### Instructions to follow:
Where a line holds "山下さとし", copy it.

━━ Information supplied ━━

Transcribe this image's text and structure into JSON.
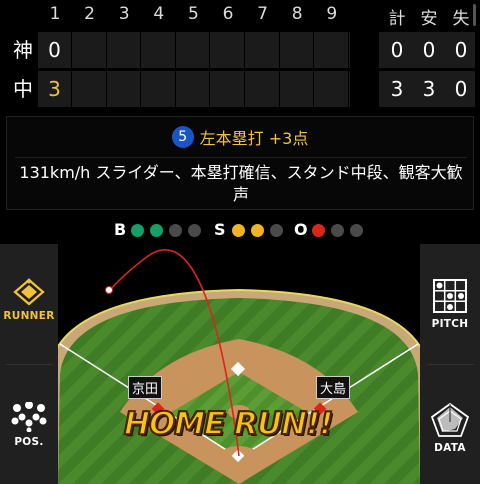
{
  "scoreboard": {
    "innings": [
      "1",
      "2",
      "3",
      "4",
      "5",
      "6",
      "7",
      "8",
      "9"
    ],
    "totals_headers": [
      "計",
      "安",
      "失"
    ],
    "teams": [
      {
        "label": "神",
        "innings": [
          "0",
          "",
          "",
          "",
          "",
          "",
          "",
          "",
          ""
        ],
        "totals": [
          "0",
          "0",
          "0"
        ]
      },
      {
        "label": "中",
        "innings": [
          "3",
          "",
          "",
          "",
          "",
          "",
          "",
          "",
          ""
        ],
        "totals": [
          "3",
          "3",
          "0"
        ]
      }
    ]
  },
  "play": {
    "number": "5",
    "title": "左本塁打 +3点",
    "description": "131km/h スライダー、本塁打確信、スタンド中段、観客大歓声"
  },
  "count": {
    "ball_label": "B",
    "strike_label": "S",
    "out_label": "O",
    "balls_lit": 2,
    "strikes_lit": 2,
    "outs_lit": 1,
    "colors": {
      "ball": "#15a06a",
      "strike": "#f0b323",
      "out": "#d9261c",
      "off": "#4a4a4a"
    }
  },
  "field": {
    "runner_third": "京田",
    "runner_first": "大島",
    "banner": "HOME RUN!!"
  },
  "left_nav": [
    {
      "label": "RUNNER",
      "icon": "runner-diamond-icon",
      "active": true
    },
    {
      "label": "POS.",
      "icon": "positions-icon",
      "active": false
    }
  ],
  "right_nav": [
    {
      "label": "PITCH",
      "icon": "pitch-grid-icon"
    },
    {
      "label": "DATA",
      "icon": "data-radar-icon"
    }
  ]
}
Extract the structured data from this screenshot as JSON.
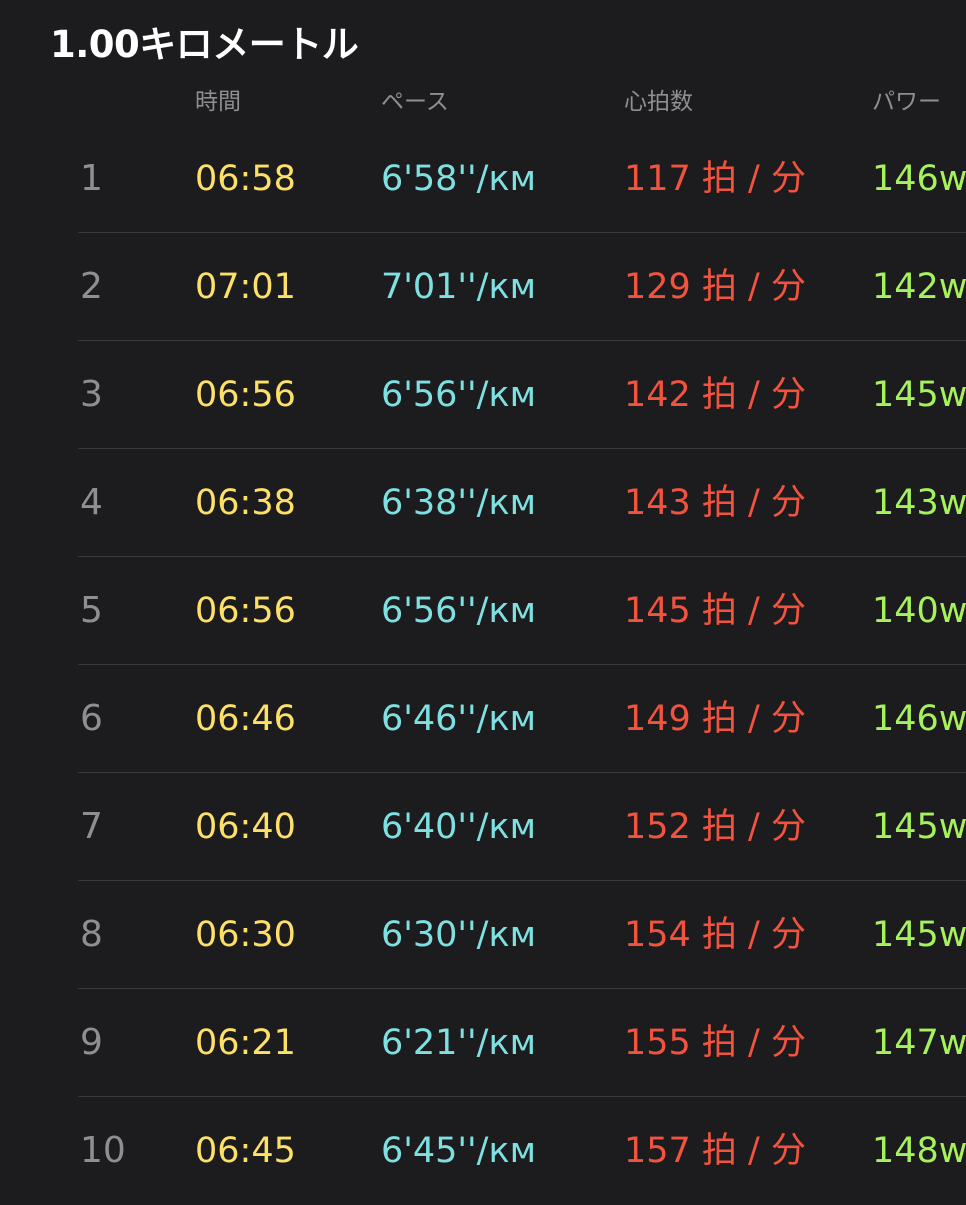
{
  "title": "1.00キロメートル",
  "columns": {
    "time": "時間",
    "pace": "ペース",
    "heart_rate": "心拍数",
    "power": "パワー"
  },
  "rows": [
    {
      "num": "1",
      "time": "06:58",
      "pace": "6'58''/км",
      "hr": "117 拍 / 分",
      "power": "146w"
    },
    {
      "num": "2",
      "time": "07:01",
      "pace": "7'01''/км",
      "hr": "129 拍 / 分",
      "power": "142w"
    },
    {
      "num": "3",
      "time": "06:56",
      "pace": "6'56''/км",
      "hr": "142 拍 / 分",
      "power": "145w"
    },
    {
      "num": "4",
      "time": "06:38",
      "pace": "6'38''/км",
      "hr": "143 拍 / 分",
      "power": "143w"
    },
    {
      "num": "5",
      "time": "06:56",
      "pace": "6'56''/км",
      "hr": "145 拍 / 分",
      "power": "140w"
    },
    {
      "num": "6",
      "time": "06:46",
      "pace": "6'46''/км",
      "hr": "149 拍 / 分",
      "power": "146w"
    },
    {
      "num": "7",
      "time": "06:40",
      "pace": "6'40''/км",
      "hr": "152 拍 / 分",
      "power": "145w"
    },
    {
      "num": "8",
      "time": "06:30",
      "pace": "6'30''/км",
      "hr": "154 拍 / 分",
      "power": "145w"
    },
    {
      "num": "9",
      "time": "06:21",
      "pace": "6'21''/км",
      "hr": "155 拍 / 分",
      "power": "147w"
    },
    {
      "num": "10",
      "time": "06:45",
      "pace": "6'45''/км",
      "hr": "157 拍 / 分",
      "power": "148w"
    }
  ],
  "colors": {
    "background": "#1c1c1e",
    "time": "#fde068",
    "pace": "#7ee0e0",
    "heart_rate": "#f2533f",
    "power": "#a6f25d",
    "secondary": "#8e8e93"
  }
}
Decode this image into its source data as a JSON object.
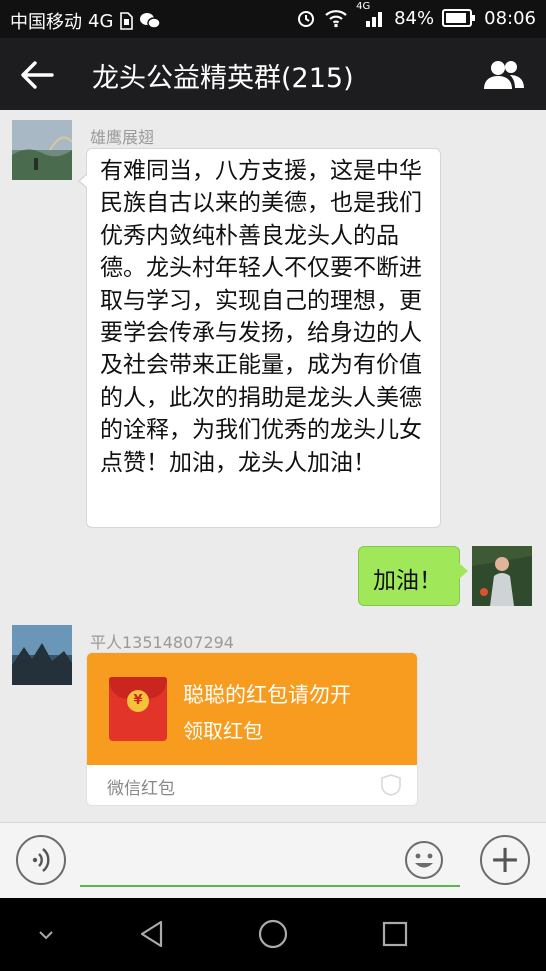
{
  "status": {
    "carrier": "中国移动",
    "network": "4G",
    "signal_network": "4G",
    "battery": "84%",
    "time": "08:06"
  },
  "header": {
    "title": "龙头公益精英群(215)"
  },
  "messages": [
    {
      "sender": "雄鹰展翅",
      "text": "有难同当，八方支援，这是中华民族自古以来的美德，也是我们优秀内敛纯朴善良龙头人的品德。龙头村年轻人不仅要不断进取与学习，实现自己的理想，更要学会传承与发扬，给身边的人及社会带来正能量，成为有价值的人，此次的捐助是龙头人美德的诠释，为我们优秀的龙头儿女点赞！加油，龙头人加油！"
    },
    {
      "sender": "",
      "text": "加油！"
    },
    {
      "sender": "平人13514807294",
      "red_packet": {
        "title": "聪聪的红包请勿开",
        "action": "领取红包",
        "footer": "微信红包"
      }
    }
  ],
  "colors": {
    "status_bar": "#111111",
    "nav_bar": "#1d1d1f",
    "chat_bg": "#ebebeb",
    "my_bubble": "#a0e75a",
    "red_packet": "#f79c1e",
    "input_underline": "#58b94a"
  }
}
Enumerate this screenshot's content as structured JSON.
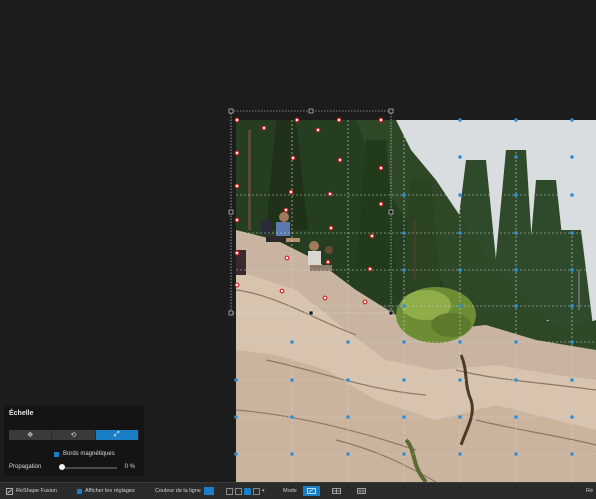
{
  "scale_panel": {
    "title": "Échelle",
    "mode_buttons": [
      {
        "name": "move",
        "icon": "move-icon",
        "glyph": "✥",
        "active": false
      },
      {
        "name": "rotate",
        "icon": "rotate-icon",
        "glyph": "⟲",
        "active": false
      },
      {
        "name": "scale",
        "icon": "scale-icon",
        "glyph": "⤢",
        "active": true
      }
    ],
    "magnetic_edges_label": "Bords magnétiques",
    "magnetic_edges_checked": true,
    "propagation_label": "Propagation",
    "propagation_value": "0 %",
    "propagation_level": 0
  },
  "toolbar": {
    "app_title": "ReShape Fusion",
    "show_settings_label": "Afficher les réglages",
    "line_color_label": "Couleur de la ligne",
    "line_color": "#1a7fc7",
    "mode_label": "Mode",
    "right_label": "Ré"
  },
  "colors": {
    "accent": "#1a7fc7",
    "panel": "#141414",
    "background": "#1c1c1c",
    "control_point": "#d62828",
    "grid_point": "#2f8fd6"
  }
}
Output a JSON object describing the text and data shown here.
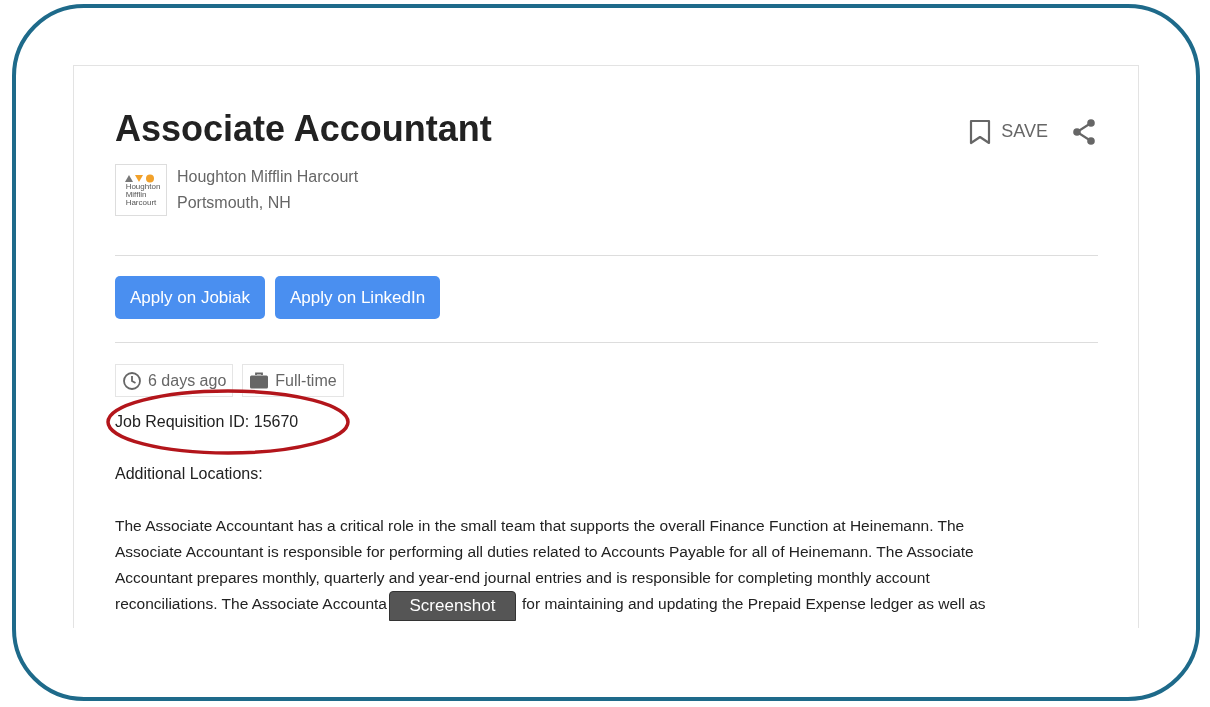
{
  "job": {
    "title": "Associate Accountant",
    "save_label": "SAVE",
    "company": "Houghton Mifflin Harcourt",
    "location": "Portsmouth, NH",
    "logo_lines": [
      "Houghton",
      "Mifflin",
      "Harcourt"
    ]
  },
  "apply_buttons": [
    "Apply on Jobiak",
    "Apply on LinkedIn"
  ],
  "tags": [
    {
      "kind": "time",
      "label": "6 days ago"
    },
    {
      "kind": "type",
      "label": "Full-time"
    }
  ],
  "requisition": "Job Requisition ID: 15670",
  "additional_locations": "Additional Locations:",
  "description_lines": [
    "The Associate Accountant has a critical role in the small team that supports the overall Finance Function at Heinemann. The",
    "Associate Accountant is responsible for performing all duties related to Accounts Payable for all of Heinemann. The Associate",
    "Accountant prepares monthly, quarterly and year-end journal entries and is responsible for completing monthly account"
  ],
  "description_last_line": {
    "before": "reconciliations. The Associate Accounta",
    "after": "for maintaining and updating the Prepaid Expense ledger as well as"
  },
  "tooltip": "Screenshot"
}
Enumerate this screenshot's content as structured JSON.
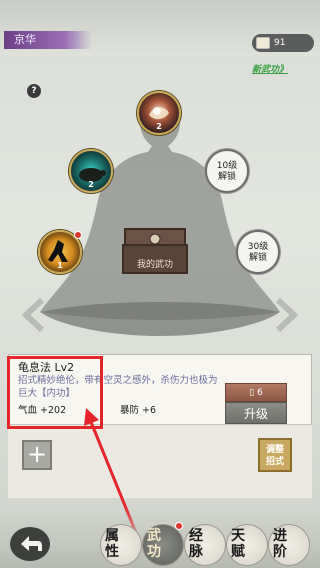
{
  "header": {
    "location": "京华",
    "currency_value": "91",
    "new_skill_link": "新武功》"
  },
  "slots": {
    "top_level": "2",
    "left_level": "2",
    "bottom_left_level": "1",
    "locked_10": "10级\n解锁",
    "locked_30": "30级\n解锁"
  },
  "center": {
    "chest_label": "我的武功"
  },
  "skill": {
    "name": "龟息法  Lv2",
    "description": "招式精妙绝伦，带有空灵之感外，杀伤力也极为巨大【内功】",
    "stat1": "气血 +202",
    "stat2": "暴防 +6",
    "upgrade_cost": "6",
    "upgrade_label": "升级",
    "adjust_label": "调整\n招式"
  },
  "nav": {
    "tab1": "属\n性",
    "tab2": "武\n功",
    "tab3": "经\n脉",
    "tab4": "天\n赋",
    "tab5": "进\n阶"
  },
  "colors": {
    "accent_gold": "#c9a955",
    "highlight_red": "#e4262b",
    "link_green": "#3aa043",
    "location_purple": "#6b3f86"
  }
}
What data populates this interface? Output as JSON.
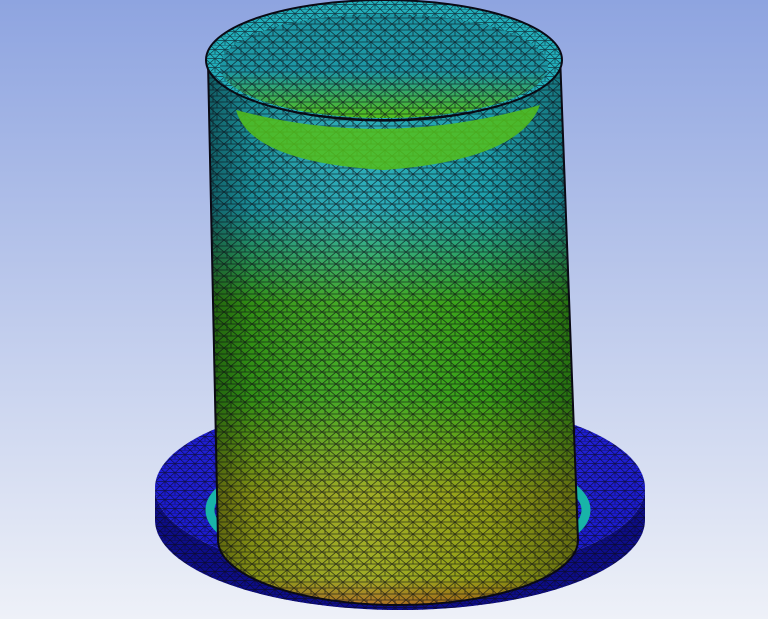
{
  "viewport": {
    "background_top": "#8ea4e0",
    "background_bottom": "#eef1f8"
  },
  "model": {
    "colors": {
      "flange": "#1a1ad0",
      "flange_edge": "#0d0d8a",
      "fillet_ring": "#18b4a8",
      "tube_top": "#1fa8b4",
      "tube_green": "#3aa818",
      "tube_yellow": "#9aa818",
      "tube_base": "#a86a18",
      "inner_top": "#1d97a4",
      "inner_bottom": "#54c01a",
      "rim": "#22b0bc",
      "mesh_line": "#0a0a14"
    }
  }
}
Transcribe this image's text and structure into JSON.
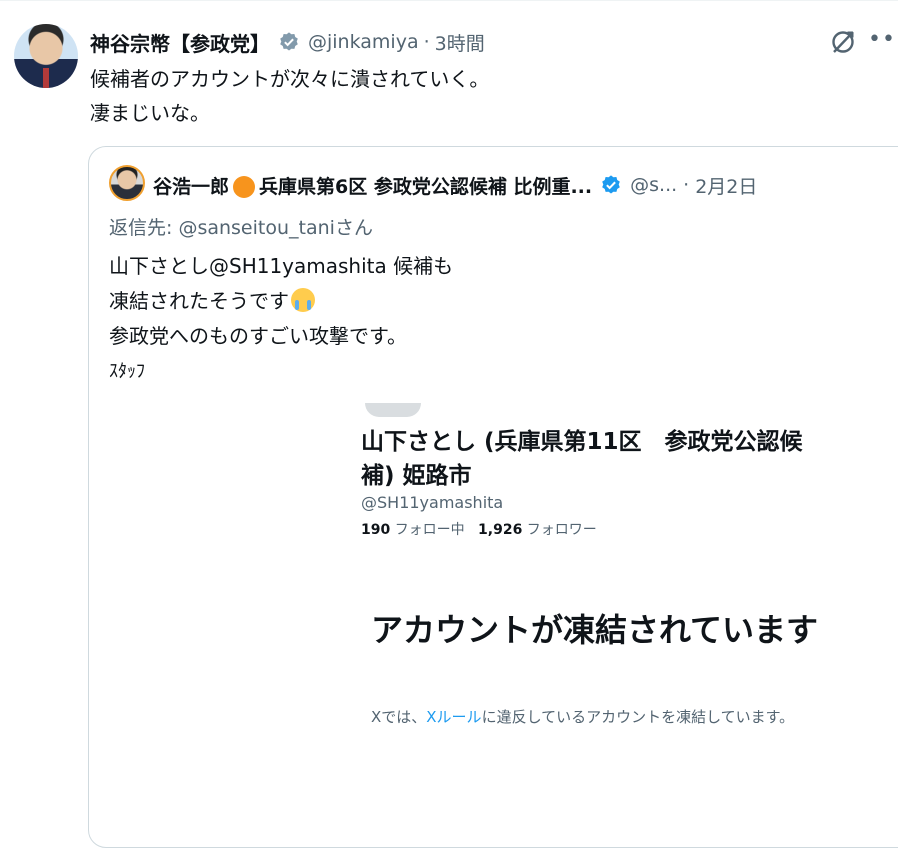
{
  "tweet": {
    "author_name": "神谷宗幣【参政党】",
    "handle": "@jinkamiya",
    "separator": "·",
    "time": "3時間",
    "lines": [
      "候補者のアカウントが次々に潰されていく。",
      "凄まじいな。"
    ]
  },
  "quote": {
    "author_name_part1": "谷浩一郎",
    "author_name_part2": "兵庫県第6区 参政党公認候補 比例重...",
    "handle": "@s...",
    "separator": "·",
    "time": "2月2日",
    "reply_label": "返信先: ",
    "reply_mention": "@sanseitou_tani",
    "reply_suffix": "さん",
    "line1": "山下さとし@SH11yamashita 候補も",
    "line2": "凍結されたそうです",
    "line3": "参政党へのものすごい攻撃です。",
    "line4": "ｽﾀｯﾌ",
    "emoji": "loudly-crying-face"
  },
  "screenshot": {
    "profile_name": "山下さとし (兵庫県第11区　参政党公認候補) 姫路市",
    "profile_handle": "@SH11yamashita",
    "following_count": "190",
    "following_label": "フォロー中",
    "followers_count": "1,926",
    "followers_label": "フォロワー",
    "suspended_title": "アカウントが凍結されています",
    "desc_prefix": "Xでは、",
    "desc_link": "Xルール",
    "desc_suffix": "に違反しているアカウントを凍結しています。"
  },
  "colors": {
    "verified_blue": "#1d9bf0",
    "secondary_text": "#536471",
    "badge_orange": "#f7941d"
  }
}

━━━

### Response:
    "line1": "山下さとし@SH11yamashita 候補も",
    "profile_name": "山下さとし (兵庫県第11区　参政党公認候補) 姫路市",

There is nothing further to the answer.